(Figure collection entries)
#####
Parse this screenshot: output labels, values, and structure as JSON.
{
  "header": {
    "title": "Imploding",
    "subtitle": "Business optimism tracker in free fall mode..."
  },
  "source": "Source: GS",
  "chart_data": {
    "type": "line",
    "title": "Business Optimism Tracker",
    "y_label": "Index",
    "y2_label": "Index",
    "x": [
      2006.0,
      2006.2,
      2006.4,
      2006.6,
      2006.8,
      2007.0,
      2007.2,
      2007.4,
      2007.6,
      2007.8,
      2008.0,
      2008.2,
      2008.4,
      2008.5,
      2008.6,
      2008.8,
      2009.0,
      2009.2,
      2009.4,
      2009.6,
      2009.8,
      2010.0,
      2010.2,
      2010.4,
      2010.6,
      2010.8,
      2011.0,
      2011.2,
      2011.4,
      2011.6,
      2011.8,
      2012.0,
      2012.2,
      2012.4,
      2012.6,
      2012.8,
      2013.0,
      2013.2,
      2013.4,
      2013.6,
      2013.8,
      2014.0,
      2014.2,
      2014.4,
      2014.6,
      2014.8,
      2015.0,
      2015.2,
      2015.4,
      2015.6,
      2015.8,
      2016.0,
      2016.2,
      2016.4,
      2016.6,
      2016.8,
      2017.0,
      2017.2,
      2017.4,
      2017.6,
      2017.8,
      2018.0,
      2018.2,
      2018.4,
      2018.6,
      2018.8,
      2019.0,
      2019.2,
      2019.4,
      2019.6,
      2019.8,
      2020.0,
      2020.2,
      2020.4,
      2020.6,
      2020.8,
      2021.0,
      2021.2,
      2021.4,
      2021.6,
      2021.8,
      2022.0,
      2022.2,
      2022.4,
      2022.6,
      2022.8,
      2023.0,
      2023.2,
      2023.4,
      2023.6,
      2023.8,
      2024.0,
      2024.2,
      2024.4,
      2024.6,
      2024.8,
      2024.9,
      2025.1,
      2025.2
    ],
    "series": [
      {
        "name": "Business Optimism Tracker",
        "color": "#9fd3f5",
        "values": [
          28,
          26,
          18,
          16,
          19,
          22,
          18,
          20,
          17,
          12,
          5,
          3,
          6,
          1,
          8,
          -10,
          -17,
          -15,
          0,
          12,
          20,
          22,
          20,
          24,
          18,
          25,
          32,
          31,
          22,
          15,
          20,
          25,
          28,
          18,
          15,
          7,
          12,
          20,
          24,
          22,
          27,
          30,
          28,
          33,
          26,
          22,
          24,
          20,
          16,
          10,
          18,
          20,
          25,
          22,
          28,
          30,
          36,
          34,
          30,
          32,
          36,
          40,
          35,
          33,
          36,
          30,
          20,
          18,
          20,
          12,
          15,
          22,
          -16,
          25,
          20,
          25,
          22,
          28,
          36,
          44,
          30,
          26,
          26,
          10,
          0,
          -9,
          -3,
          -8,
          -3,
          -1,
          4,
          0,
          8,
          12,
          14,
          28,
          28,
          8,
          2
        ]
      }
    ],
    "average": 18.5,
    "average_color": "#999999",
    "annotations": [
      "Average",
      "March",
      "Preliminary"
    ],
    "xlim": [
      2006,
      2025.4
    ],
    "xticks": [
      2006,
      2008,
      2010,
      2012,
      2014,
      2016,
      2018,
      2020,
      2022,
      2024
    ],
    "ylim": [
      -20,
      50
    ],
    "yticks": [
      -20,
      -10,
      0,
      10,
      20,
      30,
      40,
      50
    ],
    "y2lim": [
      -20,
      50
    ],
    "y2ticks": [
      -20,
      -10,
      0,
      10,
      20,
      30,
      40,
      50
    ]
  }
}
#####
Extract the listing in its entirety, matching it exactly.

Parse this screenshot: output labels, values, and structure as JSON.
{
  "header": {
    "title": "Imploding",
    "subtitle": "Business optimism tracker in free fall mode..."
  },
  "source": "Source: GS",
  "chart_data": {
    "type": "line",
    "title": "Business Optimism Tracker",
    "y_label": "Index",
    "y2_label": "Index",
    "x": [
      2006.0,
      2006.2,
      2006.4,
      2006.6,
      2006.8,
      2007.0,
      2007.2,
      2007.4,
      2007.6,
      2007.8,
      2008.0,
      2008.2,
      2008.4,
      2008.5,
      2008.6,
      2008.8,
      2009.0,
      2009.2,
      2009.4,
      2009.6,
      2009.8,
      2010.0,
      2010.2,
      2010.4,
      2010.6,
      2010.8,
      2011.0,
      2011.2,
      2011.4,
      2011.6,
      2011.8,
      2012.0,
      2012.2,
      2012.4,
      2012.6,
      2012.8,
      2013.0,
      2013.2,
      2013.4,
      2013.6,
      2013.8,
      2014.0,
      2014.2,
      2014.4,
      2014.6,
      2014.8,
      2015.0,
      2015.2,
      2015.4,
      2015.6,
      2015.8,
      2016.0,
      2016.2,
      2016.4,
      2016.6,
      2016.8,
      2017.0,
      2017.2,
      2017.4,
      2017.6,
      2017.8,
      2018.0,
      2018.2,
      2018.4,
      2018.6,
      2018.8,
      2019.0,
      2019.2,
      2019.4,
      2019.6,
      2019.8,
      2020.0,
      2020.2,
      2020.4,
      2020.6,
      2020.8,
      2021.0,
      2021.2,
      2021.4,
      2021.6,
      2021.8,
      2022.0,
      2022.2,
      2022.4,
      2022.6,
      2022.8,
      2023.0,
      2023.2,
      2023.4,
      2023.6,
      2023.8,
      2024.0,
      2024.2,
      2024.4,
      2024.6,
      2024.8,
      2024.9,
      2025.1,
      2025.2
    ],
    "series": [
      {
        "name": "Business Optimism Tracker",
        "color": "#9fd3f5",
        "values": [
          28,
          26,
          18,
          16,
          19,
          22,
          18,
          20,
          17,
          12,
          5,
          3,
          6,
          1,
          8,
          -10,
          -17,
          -15,
          0,
          12,
          20,
          22,
          20,
          24,
          18,
          25,
          32,
          31,
          22,
          15,
          20,
          25,
          28,
          18,
          15,
          7,
          12,
          20,
          24,
          22,
          27,
          30,
          28,
          33,
          26,
          22,
          24,
          20,
          16,
          10,
          18,
          20,
          25,
          22,
          28,
          30,
          36,
          34,
          30,
          32,
          36,
          40,
          35,
          33,
          36,
          30,
          20,
          18,
          20,
          12,
          15,
          22,
          -16,
          25,
          20,
          25,
          22,
          28,
          36,
          44,
          30,
          26,
          26,
          10,
          0,
          -9,
          -3,
          -8,
          -3,
          -1,
          4,
          0,
          8,
          12,
          14,
          28,
          28,
          8,
          2
        ]
      }
    ],
    "average": 18.5,
    "average_color": "#999999",
    "annotations": [
      "Average",
      "March",
      "Preliminary"
    ],
    "xlim": [
      2006,
      2025.4
    ],
    "xticks": [
      2006,
      2008,
      2010,
      2012,
      2014,
      2016,
      2018,
      2020,
      2022,
      2024
    ],
    "ylim": [
      -20,
      50
    ],
    "yticks": [
      -20,
      -10,
      0,
      10,
      20,
      30,
      40,
      50
    ],
    "y2lim": [
      -20,
      50
    ],
    "y2ticks": [
      -20,
      -10,
      0,
      10,
      20,
      30,
      40,
      50
    ]
  }
}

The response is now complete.